* Instruction 1: In the Karyn Brinkley interview, how long ago did Brinkley leave her corporate career?
* Instruction 2: Using the Karyn Brinkley interview, explain why Brinkley struggled to say no to extra responsibilities throughout her career.

* Text block:
================================

Q+A with Karyn Brinkley on saying 'no' to extra tasks at work

Breaking the ‘good girl’ mentality: Q+A with Karyn Brinkley on saying ‘no’ to extra tasks at work

Karyn Brinkley, founder of Women Leading Women Australia.

Karyn Brinkley has a simple message for women professionals: Just because you can do it, doesn’t mean you should.

As the founder of Women Leading Women Australia, Brinkley is in the business of showing women a new way to lead.

“It’s all about getting women making the difference that they’re here to make in a world that perhaps is not designed for us to do that,” she told Women’s Agenda.

Brinkley coaches and mentors women who are in the beginning, middle and end of their career and helps them navigate the complex issues women face in the workplace every day.

One of those issues is the tendency for women to say “yes” to every task thrown their way – from organising the Christmas party, to stepping into an executive role with no pay compensation, no recognition and no credit.

In a Q+A with Women’s Agenda, Brinkley shares what she has learned as a female professional throughout her corporate career, her advice for other women in the workplace and her thoughts on the bigger structural issues at play.

How did Women Leading Women Australia begin?

Very early in my management career – so close to 30 years ago now – I heard Catherine Harris AO speaking in Brisbane, newly appointed as the director of the Affirmative Action Agency. She was a really powerful and passionate speaker about the potential of women in leadership. She said this one thing that has stuck with me all of these years.

“There are two types of women: there’s the one who climbs to the top of the castle and pulls up the ladder behind her, and then there’s the one who makes it to the top and reaches down her hand to pull other women up.”

That really resonated with me, and it shaped my approach to leadership and to other women in the workplace for the rest of my corporate career. 

I started in advertising and creative roles, and moved pretty quickly into communication management. Quite often I was in sectors like transport, logistics and agriculture where there were very few women leaders. So I climbed that ladder, and at each level, I saw it as part of my job to support other women.

I left my corporate career two years ago, and I was trying to decide what to do next. When I took the time to look back on the threads of what was most satisfying to me, but also where there was still work to do… it was supporting other women in leadership.

Q: Throughout your career, did you ever struggle to say “no” to taking on extra responsibilities?

I believe that this is a really strong part of every woman’s work history. I struggled to say no to ill-informed requests, unethical requests, unreasonable workloads – at all levels of my career. I have a deeply ingrained “good girl” and I learned that the way to succeed in life as well as in work was to be agreeable, to do as I was asked, to do more than I was asked, to demonstrate my value.

I took this approach all the way through my career and certainly into my leadership roles.

There’s a big fear aspect that underlies women when they’re asked to do something… I’m seeing this particularly amongst clients in the public sector, These are women who are already pushed past what I would expect to be reasonable limits in terms of their responsibilities and their workloads. I’m not even talking yet of the “second shift” responsibilities that many of them carry.

This workload overwhelm is endemic, and we keep seeing the stats on burnout. Depending on which report I read, women are four to six times more likely than men to burn out, and I don’t see workplaces coming up with solutions for this.

Q: How can we break that cycle of the “good girl mentality” for professional women?

================================

* Provided data:

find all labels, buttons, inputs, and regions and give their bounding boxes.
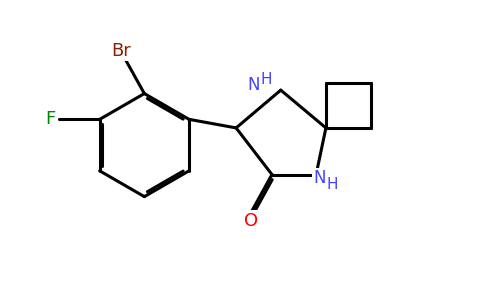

================================

* Written solution 1: Two years ago.

* Written solution 2: Brinkley says she has a deeply ingrained "good girl." She learned that the way to succeed in life and work was to be agreeable, do as she was asked, do more than she was asked, and demonstrate her value.